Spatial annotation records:
--------

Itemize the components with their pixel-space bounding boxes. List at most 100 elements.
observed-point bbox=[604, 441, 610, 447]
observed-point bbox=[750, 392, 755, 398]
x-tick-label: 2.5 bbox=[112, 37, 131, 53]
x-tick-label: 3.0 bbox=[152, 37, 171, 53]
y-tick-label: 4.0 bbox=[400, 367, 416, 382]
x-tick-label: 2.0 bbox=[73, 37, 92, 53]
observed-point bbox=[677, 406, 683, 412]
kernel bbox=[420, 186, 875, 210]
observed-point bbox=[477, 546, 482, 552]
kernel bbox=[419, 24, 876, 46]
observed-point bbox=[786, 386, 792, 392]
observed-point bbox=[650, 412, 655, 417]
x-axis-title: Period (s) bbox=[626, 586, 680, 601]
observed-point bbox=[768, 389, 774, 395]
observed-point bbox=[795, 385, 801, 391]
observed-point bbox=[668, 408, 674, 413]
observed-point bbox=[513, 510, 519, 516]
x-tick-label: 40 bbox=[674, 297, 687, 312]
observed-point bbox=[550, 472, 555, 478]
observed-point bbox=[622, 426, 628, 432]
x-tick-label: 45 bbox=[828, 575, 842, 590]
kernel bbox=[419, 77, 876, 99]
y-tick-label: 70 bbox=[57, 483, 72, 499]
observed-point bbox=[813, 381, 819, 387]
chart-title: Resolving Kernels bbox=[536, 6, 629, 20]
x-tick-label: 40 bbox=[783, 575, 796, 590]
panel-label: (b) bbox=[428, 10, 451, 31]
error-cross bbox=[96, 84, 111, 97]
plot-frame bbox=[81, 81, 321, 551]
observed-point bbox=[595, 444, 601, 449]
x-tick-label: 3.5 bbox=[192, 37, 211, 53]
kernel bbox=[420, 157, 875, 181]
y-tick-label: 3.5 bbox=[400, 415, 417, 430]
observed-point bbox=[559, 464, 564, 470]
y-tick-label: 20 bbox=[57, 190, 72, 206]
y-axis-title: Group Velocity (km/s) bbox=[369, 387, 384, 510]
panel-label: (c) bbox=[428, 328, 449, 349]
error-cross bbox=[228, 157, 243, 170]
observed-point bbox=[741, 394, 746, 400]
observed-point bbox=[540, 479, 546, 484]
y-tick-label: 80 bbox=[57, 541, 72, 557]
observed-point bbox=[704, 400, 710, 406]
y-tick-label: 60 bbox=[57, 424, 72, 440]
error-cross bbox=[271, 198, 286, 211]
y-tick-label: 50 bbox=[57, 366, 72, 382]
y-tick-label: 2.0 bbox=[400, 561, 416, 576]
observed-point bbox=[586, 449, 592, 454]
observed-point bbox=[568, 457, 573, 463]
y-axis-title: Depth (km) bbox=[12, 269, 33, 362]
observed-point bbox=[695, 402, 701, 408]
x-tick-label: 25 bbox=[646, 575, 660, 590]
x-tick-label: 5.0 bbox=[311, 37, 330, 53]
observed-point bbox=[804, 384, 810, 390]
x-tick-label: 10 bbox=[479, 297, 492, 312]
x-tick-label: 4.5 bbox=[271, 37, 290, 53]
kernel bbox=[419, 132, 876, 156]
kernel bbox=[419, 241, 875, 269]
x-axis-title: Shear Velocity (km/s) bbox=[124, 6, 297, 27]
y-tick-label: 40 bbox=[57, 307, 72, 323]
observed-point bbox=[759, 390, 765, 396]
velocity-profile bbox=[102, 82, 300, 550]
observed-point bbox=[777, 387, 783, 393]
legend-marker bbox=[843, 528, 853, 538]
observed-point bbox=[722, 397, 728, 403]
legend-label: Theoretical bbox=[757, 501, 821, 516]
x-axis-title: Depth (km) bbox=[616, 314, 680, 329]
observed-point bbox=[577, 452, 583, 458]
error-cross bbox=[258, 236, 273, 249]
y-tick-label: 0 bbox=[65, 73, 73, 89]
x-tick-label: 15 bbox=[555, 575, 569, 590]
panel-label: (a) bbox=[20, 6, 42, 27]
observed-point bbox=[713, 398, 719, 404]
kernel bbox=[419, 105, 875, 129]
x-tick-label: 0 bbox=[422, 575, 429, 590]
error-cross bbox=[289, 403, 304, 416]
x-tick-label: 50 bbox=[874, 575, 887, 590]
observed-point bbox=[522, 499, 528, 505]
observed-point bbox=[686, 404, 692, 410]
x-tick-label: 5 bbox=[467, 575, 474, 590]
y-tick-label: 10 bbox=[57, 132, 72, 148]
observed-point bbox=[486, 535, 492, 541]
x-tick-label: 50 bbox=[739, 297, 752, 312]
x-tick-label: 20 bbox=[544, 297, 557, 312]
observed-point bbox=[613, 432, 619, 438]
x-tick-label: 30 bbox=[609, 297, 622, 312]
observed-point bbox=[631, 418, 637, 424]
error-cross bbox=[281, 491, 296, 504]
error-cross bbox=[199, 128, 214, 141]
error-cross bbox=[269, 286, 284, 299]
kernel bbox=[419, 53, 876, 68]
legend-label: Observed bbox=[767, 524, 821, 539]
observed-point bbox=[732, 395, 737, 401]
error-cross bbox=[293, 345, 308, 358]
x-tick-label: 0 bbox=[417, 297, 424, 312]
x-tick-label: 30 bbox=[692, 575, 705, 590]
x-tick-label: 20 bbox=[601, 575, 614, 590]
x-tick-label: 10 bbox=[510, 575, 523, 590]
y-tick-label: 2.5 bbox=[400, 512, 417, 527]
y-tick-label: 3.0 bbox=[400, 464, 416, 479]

--------

Copy the listing word for word, starting from its first line and ending with the line that contains "kernel bbox=[419, 77, 876, 99]", including that line.

Itemize the components with their pixel-space bounding boxes. List at most 100 elements.
observed-point bbox=[604, 441, 610, 447]
observed-point bbox=[750, 392, 755, 398]
x-tick-label: 2.5 bbox=[112, 37, 131, 53]
x-tick-label: 3.0 bbox=[152, 37, 171, 53]
y-tick-label: 4.0 bbox=[400, 367, 416, 382]
x-tick-label: 2.0 bbox=[73, 37, 92, 53]
observed-point bbox=[677, 406, 683, 412]
kernel bbox=[420, 186, 875, 210]
observed-point bbox=[477, 546, 482, 552]
kernel bbox=[419, 24, 876, 46]
observed-point bbox=[786, 386, 792, 392]
observed-point bbox=[650, 412, 655, 417]
x-axis-title: Period (s) bbox=[626, 586, 680, 601]
observed-point bbox=[768, 389, 774, 395]
observed-point bbox=[795, 385, 801, 391]
observed-point bbox=[668, 408, 674, 413]
observed-point bbox=[513, 510, 519, 516]
x-tick-label: 40 bbox=[674, 297, 687, 312]
observed-point bbox=[550, 472, 555, 478]
observed-point bbox=[622, 426, 628, 432]
x-tick-label: 45 bbox=[828, 575, 842, 590]
kernel bbox=[419, 77, 876, 99]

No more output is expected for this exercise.